How to complete this task: Your answer must be one number: the count of lines below that hold the word "COVID".

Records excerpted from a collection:
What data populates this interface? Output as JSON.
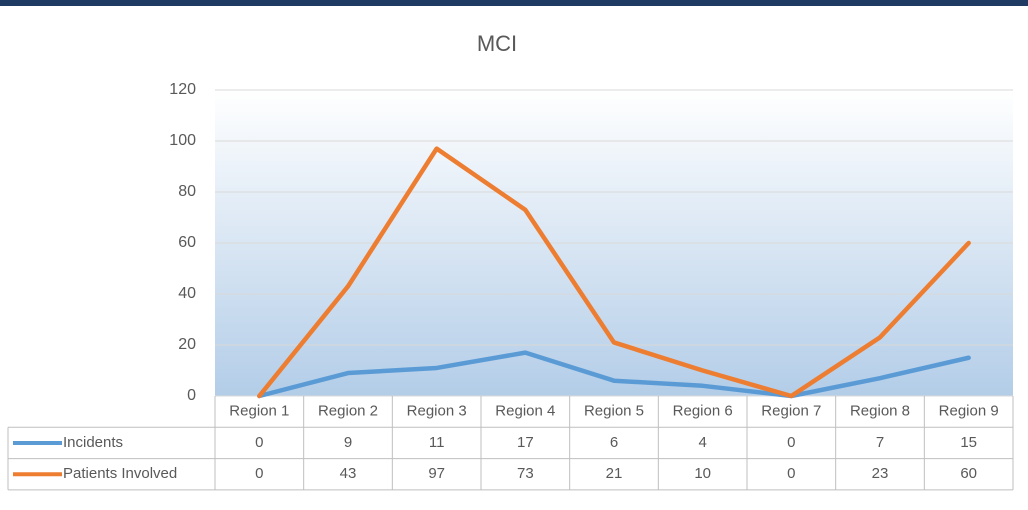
{
  "chart_data": {
    "type": "line",
    "title": "MCI",
    "categories": [
      "Region 1",
      "Region 2",
      "Region 3",
      "Region 4",
      "Region 5",
      "Region 6",
      "Region 7",
      "Region 8",
      "Region 9"
    ],
    "series": [
      {
        "name": "Incidents",
        "color": "#5b9bd5",
        "values": [
          0,
          9,
          11,
          17,
          6,
          4,
          0,
          7,
          15
        ]
      },
      {
        "name": "Patients Involved",
        "color": "#ed7d31",
        "values": [
          0,
          43,
          97,
          73,
          21,
          10,
          0,
          23,
          60
        ]
      }
    ],
    "ylim": [
      0,
      120
    ],
    "yticks": [
      0,
      20,
      40,
      60,
      80,
      100,
      120
    ],
    "grid": true
  }
}
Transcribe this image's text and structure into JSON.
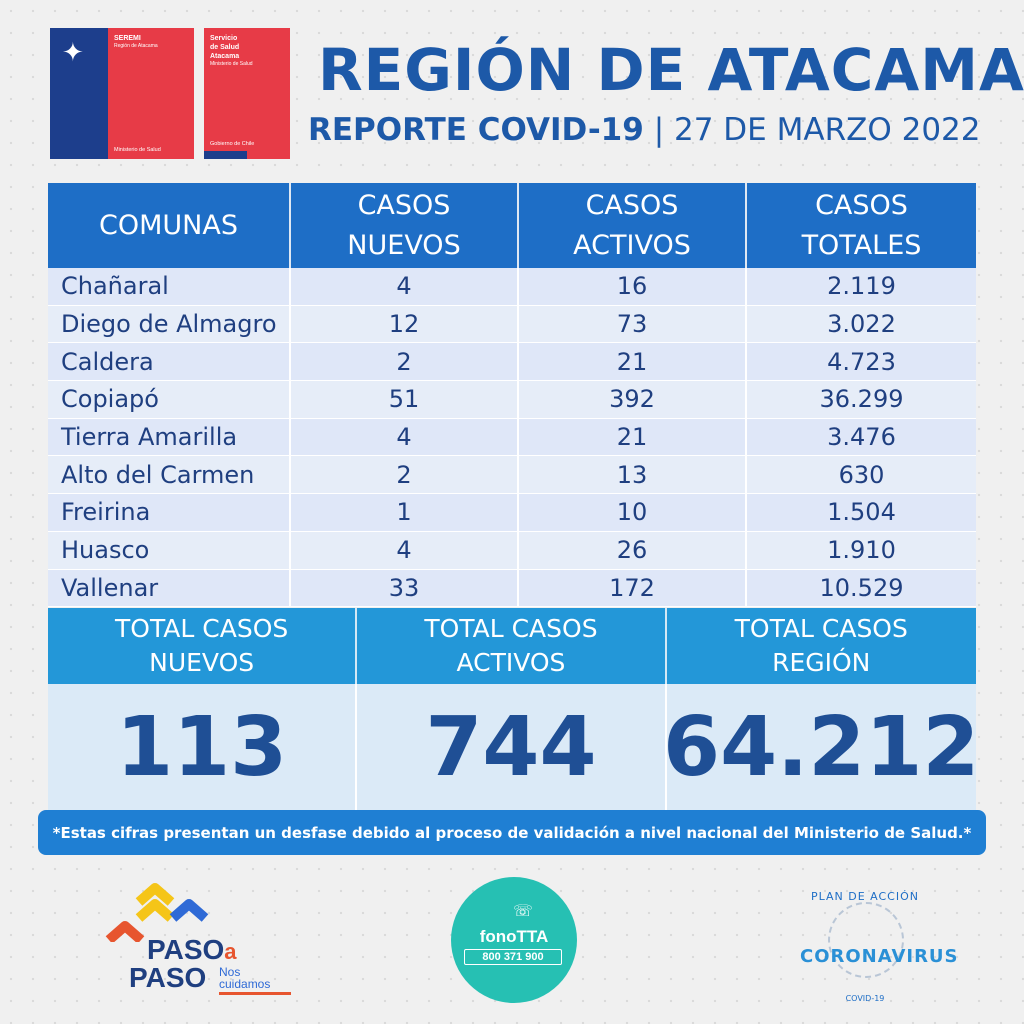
{
  "logos": {
    "seremi_title": "SEREMI",
    "seremi_sub": "Región de Atacama",
    "seremi_bottom": "Ministerio de Salud",
    "salud_line1": "Servicio",
    "salud_line2": "de Salud",
    "salud_line3": "Atacama",
    "salud_sub": "Ministerio de Salud",
    "salud_bottom": "Gobierno de Chile"
  },
  "header": {
    "title": "REGIÓN DE ATACAMA",
    "subtitle_bold": "REPORTE COVID-19",
    "separator": "|",
    "date": "27 DE MARZO 2022"
  },
  "table": {
    "headers": {
      "comunas": "COMUNAS",
      "nuevos_l1": "CASOS",
      "nuevos_l2": "NUEVOS",
      "activos_l1": "CASOS",
      "activos_l2": "ACTIVOS",
      "totales_l1": "CASOS",
      "totales_l2": "TOTALES"
    },
    "rows": [
      {
        "comuna": "Chañaral",
        "nuevos": "4",
        "activos": "16",
        "totales": "2.119"
      },
      {
        "comuna": "Diego de Almagro",
        "nuevos": "12",
        "activos": "73",
        "totales": "3.022"
      },
      {
        "comuna": "Caldera",
        "nuevos": "2",
        "activos": "21",
        "totales": "4.723"
      },
      {
        "comuna": "Copiapó",
        "nuevos": "51",
        "activos": "392",
        "totales": "36.299"
      },
      {
        "comuna": "Tierra Amarilla",
        "nuevos": "4",
        "activos": "21",
        "totales": "3.476"
      },
      {
        "comuna": "Alto del Carmen",
        "nuevos": "2",
        "activos": "13",
        "totales": "630"
      },
      {
        "comuna": "Freirina",
        "nuevos": "1",
        "activos": "10",
        "totales": "1.504"
      },
      {
        "comuna": "Huasco",
        "nuevos": "4",
        "activos": "26",
        "totales": "1.910"
      },
      {
        "comuna": "Vallenar",
        "nuevos": "33",
        "activos": "172",
        "totales": "10.529"
      }
    ]
  },
  "totals": {
    "nuevos_label_l1": "TOTAL CASOS",
    "nuevos_label_l2": "NUEVOS",
    "activos_label_l1": "TOTAL CASOS",
    "activos_label_l2": "ACTIVOS",
    "region_label_l1": "TOTAL CASOS",
    "region_label_l2": "REGIÓN",
    "nuevos": "113",
    "activos": "744",
    "region": "64.212"
  },
  "note": "*Estas cifras presentan un desfase debido al proceso de validación a nivel nacional del Ministerio de Salud.*",
  "footer": {
    "paso_1": "PASO",
    "paso_a": "a",
    "paso_2": "PASO",
    "nos": "Nos",
    "cuidamos": "cuidamos",
    "fono_title": "fonoTTA",
    "fono_number": "800 371 900",
    "plan": "PLAN DE ACCIÓN",
    "coronavirus": "CORONAVIRUS",
    "covid": "COVID-19"
  },
  "colors": {
    "primary_blue": "#1d59a8",
    "header_blue": "#1e6ec6",
    "totals_blue": "#2397d8",
    "gov_red": "#e73b47",
    "gov_blue": "#1d3e8c"
  }
}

Finished task: 2